>> START
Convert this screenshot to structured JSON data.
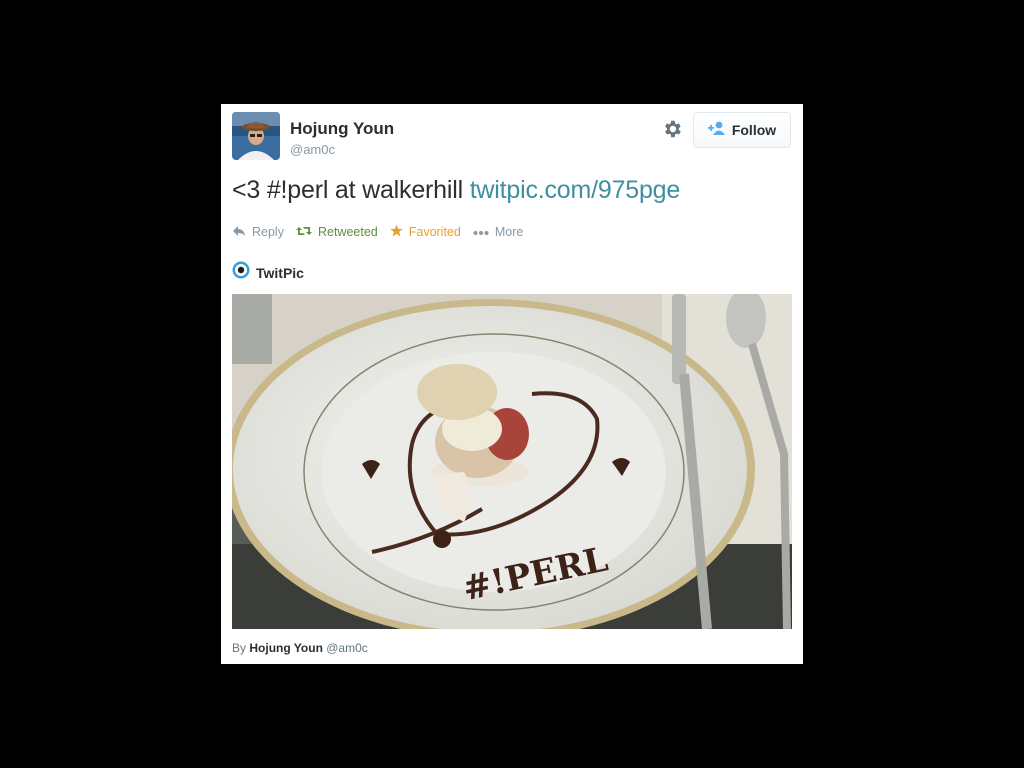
{
  "user": {
    "name": "Hojung Youn",
    "handle": "@am0c"
  },
  "follow_label": "Follow",
  "tweet": {
    "text": "<3 #!perl at walkerhill ",
    "link": "twitpic.com/975pge"
  },
  "actions": {
    "reply": "Reply",
    "retweet": "Retweeted",
    "favorite": "Favorited",
    "more": "More"
  },
  "media": {
    "provider": "TwitPic",
    "plate_text": "#!PERL"
  },
  "credit": {
    "prefix": "By",
    "name": "Hojung Youn",
    "handle": "@am0c"
  },
  "colors": {
    "link": "#3f8fa0",
    "retweeted": "#5c913b",
    "favorited": "#e5a02e",
    "muted": "#8899a6"
  },
  "icons": [
    "gear-icon",
    "add-user-icon",
    "reply-icon",
    "retweet-icon",
    "star-icon",
    "more-icon",
    "twitpic-icon"
  ]
}
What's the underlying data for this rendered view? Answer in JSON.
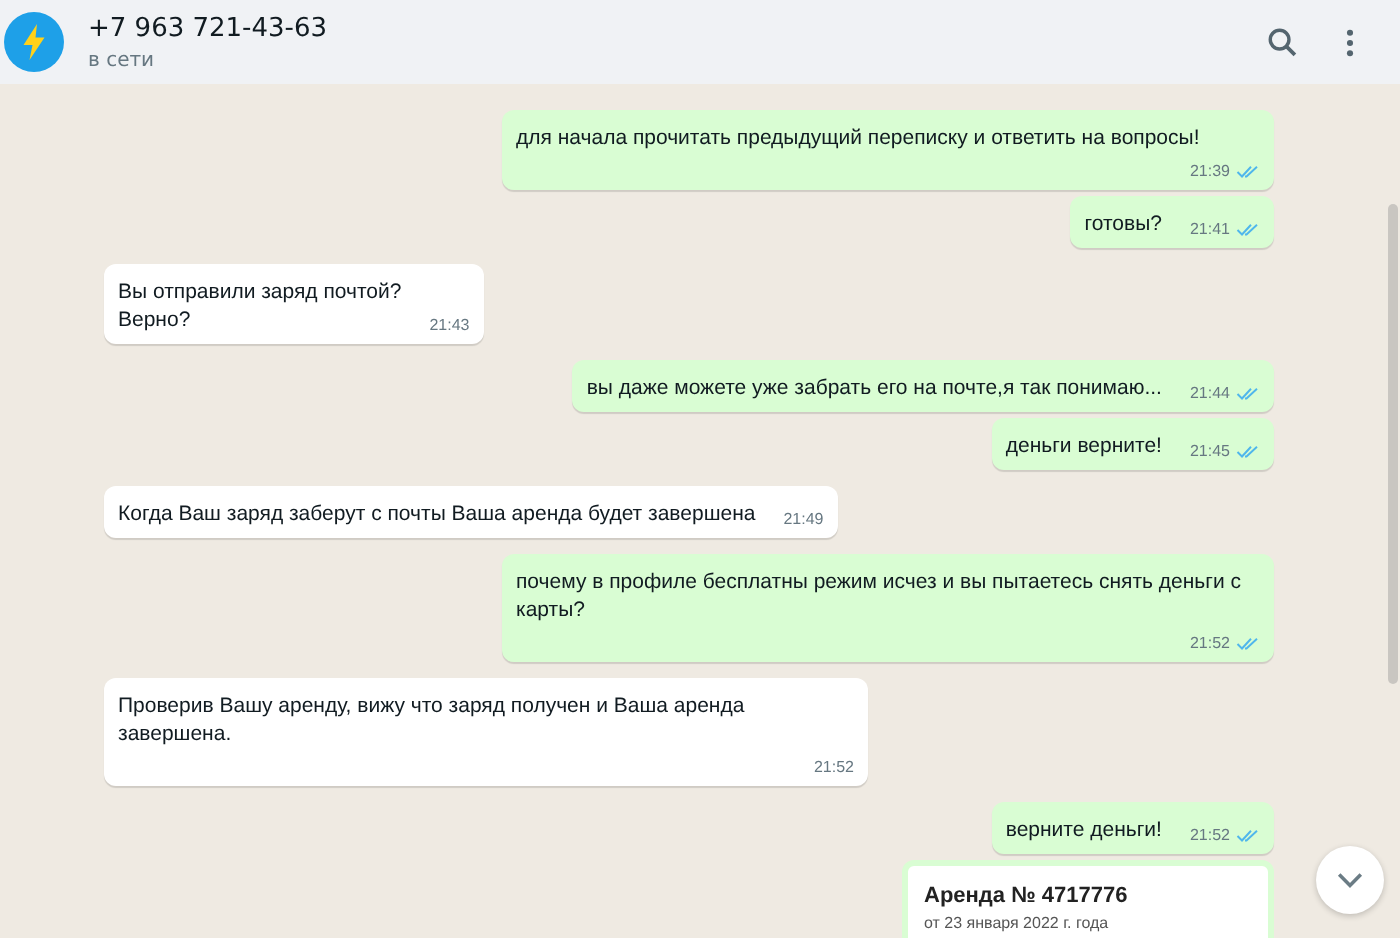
{
  "header": {
    "title": "+7 963 721-43-63",
    "status": "в сети"
  },
  "messages": [
    {
      "kind": "out",
      "text": "для начала прочитать предыдущий переписку и ответить на вопросы!",
      "time": "21:39",
      "read": true
    },
    {
      "kind": "out",
      "text": "готовы?",
      "time": "21:41",
      "read": true
    },
    {
      "kind": "in",
      "text": "Вы отправили заряд почтой?\nВерно?",
      "time": "21:43"
    },
    {
      "kind": "out",
      "text": "вы даже можете уже забрать его на почте,я так понимаю...",
      "time": "21:44",
      "read": true
    },
    {
      "kind": "out",
      "text": "деньги верните!",
      "time": "21:45",
      "read": true
    },
    {
      "kind": "in",
      "text": "Когда Ваш заряд заберут с почты Ваша аренда будет завершена",
      "time": "21:49"
    },
    {
      "kind": "out",
      "text": "почему в профиле бесплатны режим исчез и вы пытаетесь снять деньги с карты?",
      "time": "21:52",
      "read": true
    },
    {
      "kind": "in",
      "text": "Проверив Вашу аренду, вижу что заряд получен и Ваша аренда завершена.",
      "time": "21:52"
    },
    {
      "kind": "out",
      "text": "верните деньги!",
      "time": "21:52",
      "read": true
    },
    {
      "kind": "card",
      "title": "Аренда № 4717776",
      "subtitle": "от 23 января 2022 г. года"
    }
  ]
}
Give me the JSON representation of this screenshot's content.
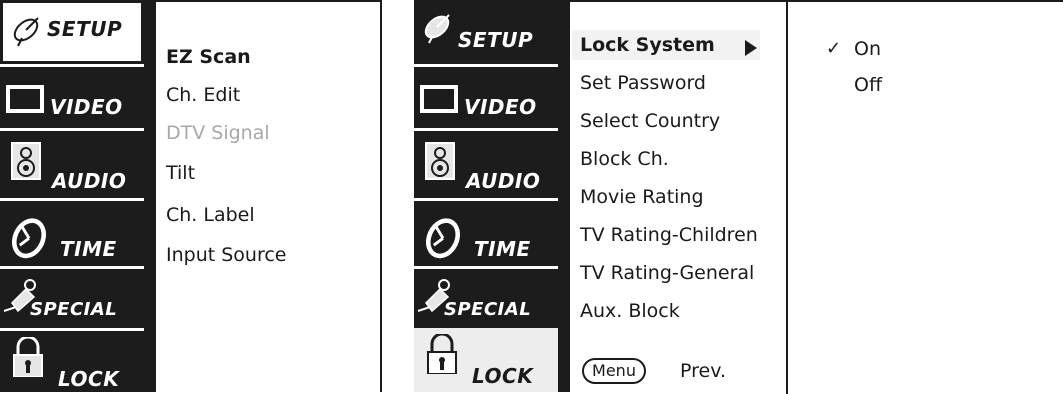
>> END
— INSTRUCTION —
Every entry above should be duplicated exactly. Do not include the images.

— TASK RESULT —
Convert this screenshot to structured JSON data.
{
  "user": {
    "name": "Hojung Youn",
    "handle": "@am0c"
  },
  "follow_label": "Follow",
  "tweet": {
    "text": "<3 #!perl at walkerhill ",
    "link": "twitpic.com/975pge"
  },
  "actions": {
    "reply": "Reply",
    "retweet": "Retweeted",
    "favorite": "Favorited",
    "more": "More"
  },
  "media": {
    "provider": "TwitPic",
    "plate_text": "#!PERL"
  },
  "credit": {
    "prefix": "By",
    "name": "Hojung Youn",
    "handle": "@am0c"
  },
  "colors": {
    "link": "#3f8fa0",
    "retweeted": "#5c913b",
    "favorited": "#e5a02e",
    "muted": "#8899a6"
  },
  "icons": [
    "gear-icon",
    "add-user-icon",
    "reply-icon",
    "retweet-icon",
    "star-icon",
    "more-icon",
    "twitpic-icon"
  ]
}
What's the underlying data for this rendered view? Answer in JSON.
{
  "header": {
    "title": "+7 963 721-43-63",
    "status": "в сети"
  },
  "messages": [
    {
      "kind": "out",
      "text": "для начала прочитать предыдущий переписку и ответить на вопросы!",
      "time": "21:39",
      "read": true
    },
    {
      "kind": "out",
      "text": "готовы?",
      "time": "21:41",
      "read": true
    },
    {
      "kind": "in",
      "text": "Вы отправили заряд почтой?\nВерно?",
      "time": "21:43"
    },
    {
      "kind": "out",
      "text": "вы даже можете уже забрать его на почте,я так понимаю...",
      "time": "21:44",
      "read": true
    },
    {
      "kind": "out",
      "text": "деньги верните!",
      "time": "21:45",
      "read": true
    },
    {
      "kind": "in",
      "text": "Когда Ваш заряд заберут с почты Ваша аренда будет завершена",
      "time": "21:49"
    },
    {
      "kind": "out",
      "text": "почему в профиле бесплатны режим исчез и вы пытаетесь снять деньги с карты?",
      "time": "21:52",
      "read": true
    },
    {
      "kind": "in",
      "text": "Проверив Вашу аренду, вижу что заряд получен и Ваша аренда завершена.",
      "time": "21:52"
    },
    {
      "kind": "out",
      "text": "верните деньги!",
      "time": "21:52",
      "read": true
    },
    {
      "kind": "card",
      "title": "Аренда № 4717776",
      "subtitle": "от 23 января 2022 г. года"
    }
  ]
}
Give me the JSON representation of this screenshot's content.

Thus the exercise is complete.